** start of ITEMS **

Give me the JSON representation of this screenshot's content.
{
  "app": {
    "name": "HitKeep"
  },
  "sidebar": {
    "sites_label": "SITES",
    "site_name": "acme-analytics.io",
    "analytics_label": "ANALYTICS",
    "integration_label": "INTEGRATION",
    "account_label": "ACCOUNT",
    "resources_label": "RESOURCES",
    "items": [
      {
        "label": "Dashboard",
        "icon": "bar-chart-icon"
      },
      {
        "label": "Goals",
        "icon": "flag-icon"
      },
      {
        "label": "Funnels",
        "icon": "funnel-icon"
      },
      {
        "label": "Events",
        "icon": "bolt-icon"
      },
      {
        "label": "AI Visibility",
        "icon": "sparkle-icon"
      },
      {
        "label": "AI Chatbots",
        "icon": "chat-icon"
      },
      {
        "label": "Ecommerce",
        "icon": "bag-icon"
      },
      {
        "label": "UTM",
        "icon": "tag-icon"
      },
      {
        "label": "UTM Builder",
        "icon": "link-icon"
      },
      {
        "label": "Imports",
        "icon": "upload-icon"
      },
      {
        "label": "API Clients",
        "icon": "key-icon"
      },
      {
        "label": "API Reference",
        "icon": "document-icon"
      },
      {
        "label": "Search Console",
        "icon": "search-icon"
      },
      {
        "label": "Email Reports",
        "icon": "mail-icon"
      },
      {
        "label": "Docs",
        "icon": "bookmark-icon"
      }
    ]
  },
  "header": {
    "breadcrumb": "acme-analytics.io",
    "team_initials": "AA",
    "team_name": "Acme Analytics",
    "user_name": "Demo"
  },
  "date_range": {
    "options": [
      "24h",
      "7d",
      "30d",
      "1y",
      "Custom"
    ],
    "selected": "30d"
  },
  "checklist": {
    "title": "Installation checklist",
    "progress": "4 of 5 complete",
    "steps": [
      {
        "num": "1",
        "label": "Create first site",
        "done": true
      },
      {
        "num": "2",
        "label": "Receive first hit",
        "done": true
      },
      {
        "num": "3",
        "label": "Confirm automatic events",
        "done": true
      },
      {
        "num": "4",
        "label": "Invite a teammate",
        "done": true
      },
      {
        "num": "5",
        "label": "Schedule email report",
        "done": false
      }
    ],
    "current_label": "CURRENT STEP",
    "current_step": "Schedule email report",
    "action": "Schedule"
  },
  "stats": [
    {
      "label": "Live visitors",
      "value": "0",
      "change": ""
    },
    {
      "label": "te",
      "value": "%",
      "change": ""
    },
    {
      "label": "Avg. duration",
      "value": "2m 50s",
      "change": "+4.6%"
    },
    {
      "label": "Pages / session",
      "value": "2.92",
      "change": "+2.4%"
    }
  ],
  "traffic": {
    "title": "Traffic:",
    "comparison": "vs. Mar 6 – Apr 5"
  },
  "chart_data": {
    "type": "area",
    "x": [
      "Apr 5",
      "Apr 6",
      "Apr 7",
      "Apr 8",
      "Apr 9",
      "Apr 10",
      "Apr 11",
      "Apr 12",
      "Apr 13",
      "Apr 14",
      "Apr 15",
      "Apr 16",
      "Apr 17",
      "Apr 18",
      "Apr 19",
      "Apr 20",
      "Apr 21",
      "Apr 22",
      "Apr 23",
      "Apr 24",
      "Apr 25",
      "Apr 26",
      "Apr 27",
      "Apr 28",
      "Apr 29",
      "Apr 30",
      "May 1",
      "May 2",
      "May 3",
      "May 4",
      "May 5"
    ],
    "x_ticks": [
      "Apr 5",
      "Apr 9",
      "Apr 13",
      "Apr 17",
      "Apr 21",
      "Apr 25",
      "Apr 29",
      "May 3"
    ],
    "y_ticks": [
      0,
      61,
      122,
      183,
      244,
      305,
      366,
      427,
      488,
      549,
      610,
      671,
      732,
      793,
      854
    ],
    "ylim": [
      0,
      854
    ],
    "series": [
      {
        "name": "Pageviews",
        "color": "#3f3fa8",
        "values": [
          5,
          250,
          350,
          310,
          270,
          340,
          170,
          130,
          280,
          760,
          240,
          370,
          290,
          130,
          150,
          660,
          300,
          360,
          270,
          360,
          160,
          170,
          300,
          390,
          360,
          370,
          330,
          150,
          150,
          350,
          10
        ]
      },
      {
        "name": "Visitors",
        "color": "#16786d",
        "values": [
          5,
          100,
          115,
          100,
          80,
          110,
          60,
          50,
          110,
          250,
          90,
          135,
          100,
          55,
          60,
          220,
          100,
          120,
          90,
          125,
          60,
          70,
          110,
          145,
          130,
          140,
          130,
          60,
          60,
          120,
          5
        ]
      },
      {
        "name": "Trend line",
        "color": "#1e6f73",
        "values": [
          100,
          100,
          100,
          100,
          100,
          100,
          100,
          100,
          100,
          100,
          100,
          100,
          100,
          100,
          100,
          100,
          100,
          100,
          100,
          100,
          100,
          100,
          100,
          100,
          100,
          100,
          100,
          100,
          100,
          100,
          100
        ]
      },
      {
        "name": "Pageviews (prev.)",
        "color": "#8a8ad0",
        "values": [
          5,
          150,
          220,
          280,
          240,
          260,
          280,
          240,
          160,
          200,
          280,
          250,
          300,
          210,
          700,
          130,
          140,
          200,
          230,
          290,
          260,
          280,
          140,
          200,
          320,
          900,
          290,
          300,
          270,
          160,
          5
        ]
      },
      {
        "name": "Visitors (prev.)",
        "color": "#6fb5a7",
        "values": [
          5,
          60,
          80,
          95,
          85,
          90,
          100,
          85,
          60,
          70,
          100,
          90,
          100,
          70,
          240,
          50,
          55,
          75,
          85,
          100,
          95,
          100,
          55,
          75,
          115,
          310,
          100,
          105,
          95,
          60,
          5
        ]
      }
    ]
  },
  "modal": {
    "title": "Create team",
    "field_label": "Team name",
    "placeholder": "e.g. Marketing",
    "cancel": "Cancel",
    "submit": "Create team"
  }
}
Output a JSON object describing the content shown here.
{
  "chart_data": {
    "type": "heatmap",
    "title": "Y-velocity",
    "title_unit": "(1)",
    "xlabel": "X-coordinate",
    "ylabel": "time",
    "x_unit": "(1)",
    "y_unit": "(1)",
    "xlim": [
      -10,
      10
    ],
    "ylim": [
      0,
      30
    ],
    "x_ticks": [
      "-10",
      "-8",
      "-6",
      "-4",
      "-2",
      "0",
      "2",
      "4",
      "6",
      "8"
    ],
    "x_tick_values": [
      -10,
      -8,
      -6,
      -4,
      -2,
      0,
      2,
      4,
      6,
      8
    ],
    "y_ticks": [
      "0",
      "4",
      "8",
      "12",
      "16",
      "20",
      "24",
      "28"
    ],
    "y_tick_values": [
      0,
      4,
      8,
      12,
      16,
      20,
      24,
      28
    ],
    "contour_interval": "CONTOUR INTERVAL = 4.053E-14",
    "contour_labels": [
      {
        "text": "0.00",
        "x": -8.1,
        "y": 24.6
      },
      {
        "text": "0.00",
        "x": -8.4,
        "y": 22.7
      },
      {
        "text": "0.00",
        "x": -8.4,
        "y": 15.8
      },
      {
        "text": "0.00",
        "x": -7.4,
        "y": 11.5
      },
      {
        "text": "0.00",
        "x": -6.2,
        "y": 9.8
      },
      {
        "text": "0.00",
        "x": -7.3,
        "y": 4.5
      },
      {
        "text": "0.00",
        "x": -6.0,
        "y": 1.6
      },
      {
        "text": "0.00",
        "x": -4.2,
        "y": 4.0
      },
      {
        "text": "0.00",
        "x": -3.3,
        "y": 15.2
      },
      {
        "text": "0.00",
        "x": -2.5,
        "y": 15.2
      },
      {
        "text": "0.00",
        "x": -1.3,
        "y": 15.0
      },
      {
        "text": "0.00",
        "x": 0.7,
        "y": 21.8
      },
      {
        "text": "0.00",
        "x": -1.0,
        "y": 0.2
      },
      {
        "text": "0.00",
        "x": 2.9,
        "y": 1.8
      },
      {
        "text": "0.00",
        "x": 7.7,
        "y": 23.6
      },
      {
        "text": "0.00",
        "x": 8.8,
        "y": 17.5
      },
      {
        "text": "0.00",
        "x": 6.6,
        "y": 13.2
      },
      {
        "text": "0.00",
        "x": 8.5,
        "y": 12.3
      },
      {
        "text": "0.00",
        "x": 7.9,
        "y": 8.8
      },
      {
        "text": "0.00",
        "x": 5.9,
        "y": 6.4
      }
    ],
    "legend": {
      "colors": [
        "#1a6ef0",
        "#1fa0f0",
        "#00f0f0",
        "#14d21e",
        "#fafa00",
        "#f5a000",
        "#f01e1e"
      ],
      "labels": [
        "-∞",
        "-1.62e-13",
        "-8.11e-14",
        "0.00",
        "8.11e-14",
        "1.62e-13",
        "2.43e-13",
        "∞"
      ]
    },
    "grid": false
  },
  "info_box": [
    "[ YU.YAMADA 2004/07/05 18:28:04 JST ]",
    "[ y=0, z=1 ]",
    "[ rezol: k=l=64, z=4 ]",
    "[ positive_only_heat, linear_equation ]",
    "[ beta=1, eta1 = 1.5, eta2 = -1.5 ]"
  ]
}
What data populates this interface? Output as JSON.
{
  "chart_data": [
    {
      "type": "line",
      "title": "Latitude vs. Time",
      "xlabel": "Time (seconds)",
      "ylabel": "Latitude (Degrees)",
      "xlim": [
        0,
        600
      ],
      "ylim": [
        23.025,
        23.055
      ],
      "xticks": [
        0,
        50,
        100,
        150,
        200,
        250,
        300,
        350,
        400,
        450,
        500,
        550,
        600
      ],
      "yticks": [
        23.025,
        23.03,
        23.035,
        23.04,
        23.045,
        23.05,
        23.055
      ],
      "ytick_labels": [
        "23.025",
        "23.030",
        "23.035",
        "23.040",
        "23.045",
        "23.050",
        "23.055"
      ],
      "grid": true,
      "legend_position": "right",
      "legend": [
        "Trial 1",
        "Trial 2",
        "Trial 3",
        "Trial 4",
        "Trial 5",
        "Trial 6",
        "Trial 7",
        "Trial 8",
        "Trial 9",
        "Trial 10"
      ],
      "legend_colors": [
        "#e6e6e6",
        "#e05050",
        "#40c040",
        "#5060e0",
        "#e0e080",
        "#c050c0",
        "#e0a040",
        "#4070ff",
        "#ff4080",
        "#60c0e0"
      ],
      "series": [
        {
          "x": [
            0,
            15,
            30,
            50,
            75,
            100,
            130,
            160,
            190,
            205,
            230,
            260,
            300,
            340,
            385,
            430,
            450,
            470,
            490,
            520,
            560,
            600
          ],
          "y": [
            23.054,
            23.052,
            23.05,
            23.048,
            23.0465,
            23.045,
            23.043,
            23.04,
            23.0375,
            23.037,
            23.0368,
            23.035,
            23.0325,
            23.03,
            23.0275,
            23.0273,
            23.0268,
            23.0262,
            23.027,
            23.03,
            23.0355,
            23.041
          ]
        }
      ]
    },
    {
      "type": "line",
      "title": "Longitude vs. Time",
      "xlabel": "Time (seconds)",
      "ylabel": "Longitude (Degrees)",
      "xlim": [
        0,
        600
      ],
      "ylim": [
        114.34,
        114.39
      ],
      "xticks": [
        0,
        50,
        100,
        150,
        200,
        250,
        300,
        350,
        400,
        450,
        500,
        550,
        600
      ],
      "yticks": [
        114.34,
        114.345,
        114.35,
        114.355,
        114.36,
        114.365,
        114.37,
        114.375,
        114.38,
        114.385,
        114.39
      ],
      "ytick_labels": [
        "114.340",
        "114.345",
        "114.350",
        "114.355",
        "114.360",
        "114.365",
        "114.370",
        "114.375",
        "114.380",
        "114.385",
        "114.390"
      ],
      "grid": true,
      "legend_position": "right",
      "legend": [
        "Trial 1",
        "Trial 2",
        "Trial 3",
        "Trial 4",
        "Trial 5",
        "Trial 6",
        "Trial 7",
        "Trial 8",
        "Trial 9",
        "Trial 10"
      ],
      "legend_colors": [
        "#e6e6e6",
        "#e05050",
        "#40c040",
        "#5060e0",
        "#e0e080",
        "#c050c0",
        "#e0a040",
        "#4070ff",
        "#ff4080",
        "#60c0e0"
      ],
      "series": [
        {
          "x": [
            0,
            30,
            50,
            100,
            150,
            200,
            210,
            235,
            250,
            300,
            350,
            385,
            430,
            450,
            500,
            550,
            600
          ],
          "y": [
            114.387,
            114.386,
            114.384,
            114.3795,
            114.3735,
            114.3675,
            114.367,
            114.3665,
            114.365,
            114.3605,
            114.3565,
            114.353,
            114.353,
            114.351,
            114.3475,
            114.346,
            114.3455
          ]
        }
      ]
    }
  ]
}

** end of ITEMS **

◆ INSTRUCTIONS TO FOLLOW: Reply with only the number of lines in the material above where the string "Output" appears.

◆ THE SOLUTION: 2